▸ Records from a dataset:
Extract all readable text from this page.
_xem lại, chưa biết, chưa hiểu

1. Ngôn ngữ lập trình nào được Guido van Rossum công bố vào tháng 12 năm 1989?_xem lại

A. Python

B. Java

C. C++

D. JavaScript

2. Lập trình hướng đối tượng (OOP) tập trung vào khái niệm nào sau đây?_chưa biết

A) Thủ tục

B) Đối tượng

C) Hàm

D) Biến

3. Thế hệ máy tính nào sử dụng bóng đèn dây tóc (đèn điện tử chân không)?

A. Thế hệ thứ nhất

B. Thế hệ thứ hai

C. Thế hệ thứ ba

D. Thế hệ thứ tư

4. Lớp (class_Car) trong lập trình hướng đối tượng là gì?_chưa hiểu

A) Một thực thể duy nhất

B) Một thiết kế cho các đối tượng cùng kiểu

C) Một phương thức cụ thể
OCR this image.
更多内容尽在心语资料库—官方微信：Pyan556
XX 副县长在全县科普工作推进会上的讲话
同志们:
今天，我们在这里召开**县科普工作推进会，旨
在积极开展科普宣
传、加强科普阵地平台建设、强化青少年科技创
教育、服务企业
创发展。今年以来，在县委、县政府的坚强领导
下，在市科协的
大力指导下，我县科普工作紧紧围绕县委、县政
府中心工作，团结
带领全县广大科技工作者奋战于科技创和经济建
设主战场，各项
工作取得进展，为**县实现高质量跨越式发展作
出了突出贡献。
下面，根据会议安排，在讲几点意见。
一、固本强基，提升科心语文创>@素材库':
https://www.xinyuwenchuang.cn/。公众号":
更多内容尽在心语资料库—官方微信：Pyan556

▸ EXERCISE OBJECTIVE:
Write out every line of the data that holds the word "this".

▸ RESULT OF THE EXERCISE:
Extract all readable text from this page.
OCR this image.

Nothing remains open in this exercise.